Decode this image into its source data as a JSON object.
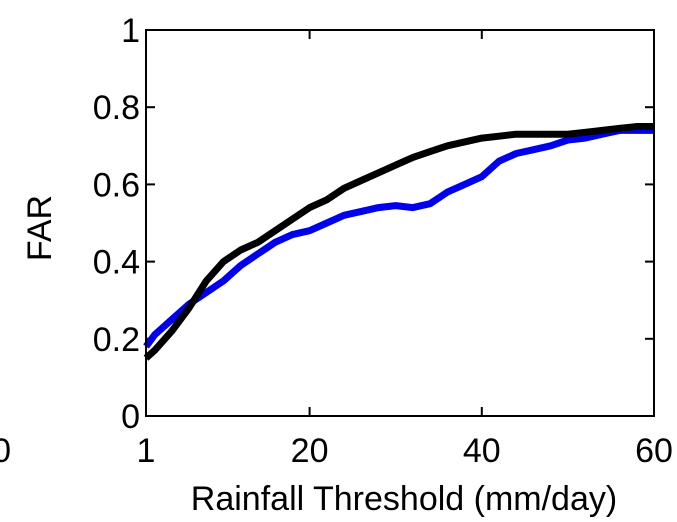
{
  "chart_data": {
    "type": "line",
    "xlabel": "Rainfall Threshold (mm/day)",
    "ylabel": "FAR",
    "xlim": [
      1,
      60
    ],
    "ylim": [
      0,
      1
    ],
    "x_ticks": [
      {
        "value": 1,
        "label": "1"
      },
      {
        "value": 20,
        "label": "20"
      },
      {
        "value": 40,
        "label": "40"
      },
      {
        "value": 60,
        "label": "60"
      }
    ],
    "y_ticks": [
      {
        "value": 0,
        "label": "0"
      },
      {
        "value": 0.2,
        "label": "0.2"
      },
      {
        "value": 0.4,
        "label": "0.4"
      },
      {
        "value": 0.6,
        "label": "0.6"
      },
      {
        "value": 0.8,
        "label": "0.8"
      },
      {
        "value": 1,
        "label": "1"
      }
    ],
    "clipped_left_label": "0",
    "grid": false,
    "series": [
      {
        "color": "#0000ee",
        "x": [
          1,
          2,
          4,
          6,
          8,
          10,
          12,
          14,
          16,
          18,
          20,
          22,
          24,
          26,
          28,
          30,
          32,
          34,
          36,
          38,
          40,
          42,
          44,
          46,
          48,
          50,
          52,
          54,
          56,
          58,
          60
        ],
        "y": [
          0.18,
          0.21,
          0.25,
          0.29,
          0.32,
          0.35,
          0.39,
          0.42,
          0.45,
          0.47,
          0.48,
          0.5,
          0.52,
          0.53,
          0.54,
          0.545,
          0.54,
          0.55,
          0.58,
          0.6,
          0.62,
          0.66,
          0.68,
          0.69,
          0.7,
          0.715,
          0.72,
          0.73,
          0.74,
          0.74,
          0.74
        ]
      },
      {
        "color": "#000000",
        "x": [
          1,
          2,
          4,
          6,
          8,
          10,
          12,
          14,
          16,
          18,
          20,
          22,
          24,
          26,
          28,
          30,
          32,
          34,
          36,
          38,
          40,
          42,
          44,
          46,
          48,
          50,
          52,
          54,
          56,
          58,
          60
        ],
        "y": [
          0.15,
          0.17,
          0.22,
          0.28,
          0.35,
          0.4,
          0.43,
          0.45,
          0.48,
          0.51,
          0.54,
          0.56,
          0.59,
          0.61,
          0.63,
          0.65,
          0.67,
          0.685,
          0.7,
          0.71,
          0.72,
          0.725,
          0.73,
          0.73,
          0.73,
          0.73,
          0.735,
          0.74,
          0.745,
          0.75,
          0.75
        ]
      }
    ]
  }
}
* * * * * * * * *
* [EXERCISE AIM] Copy all the lines of data exactly as they appear, dropping any images.

* [SOLUTION TO THIS EXERCISE]
Decode this image into its source data as a JSON object.
{
  "chart_data": {
    "type": "line",
    "xlabel": "Rainfall Threshold (mm/day)",
    "ylabel": "FAR",
    "xlim": [
      1,
      60
    ],
    "ylim": [
      0,
      1
    ],
    "x_ticks": [
      {
        "value": 1,
        "label": "1"
      },
      {
        "value": 20,
        "label": "20"
      },
      {
        "value": 40,
        "label": "40"
      },
      {
        "value": 60,
        "label": "60"
      }
    ],
    "y_ticks": [
      {
        "value": 0,
        "label": "0"
      },
      {
        "value": 0.2,
        "label": "0.2"
      },
      {
        "value": 0.4,
        "label": "0.4"
      },
      {
        "value": 0.6,
        "label": "0.6"
      },
      {
        "value": 0.8,
        "label": "0.8"
      },
      {
        "value": 1,
        "label": "1"
      }
    ],
    "clipped_left_label": "0",
    "grid": false,
    "series": [
      {
        "color": "#0000ee",
        "x": [
          1,
          2,
          4,
          6,
          8,
          10,
          12,
          14,
          16,
          18,
          20,
          22,
          24,
          26,
          28,
          30,
          32,
          34,
          36,
          38,
          40,
          42,
          44,
          46,
          48,
          50,
          52,
          54,
          56,
          58,
          60
        ],
        "y": [
          0.18,
          0.21,
          0.25,
          0.29,
          0.32,
          0.35,
          0.39,
          0.42,
          0.45,
          0.47,
          0.48,
          0.5,
          0.52,
          0.53,
          0.54,
          0.545,
          0.54,
          0.55,
          0.58,
          0.6,
          0.62,
          0.66,
          0.68,
          0.69,
          0.7,
          0.715,
          0.72,
          0.73,
          0.74,
          0.74,
          0.74
        ]
      },
      {
        "color": "#000000",
        "x": [
          1,
          2,
          4,
          6,
          8,
          10,
          12,
          14,
          16,
          18,
          20,
          22,
          24,
          26,
          28,
          30,
          32,
          34,
          36,
          38,
          40,
          42,
          44,
          46,
          48,
          50,
          52,
          54,
          56,
          58,
          60
        ],
        "y": [
          0.15,
          0.17,
          0.22,
          0.28,
          0.35,
          0.4,
          0.43,
          0.45,
          0.48,
          0.51,
          0.54,
          0.56,
          0.59,
          0.61,
          0.63,
          0.65,
          0.67,
          0.685,
          0.7,
          0.71,
          0.72,
          0.725,
          0.73,
          0.73,
          0.73,
          0.73,
          0.735,
          0.74,
          0.745,
          0.75,
          0.75
        ]
      }
    ]
  }
}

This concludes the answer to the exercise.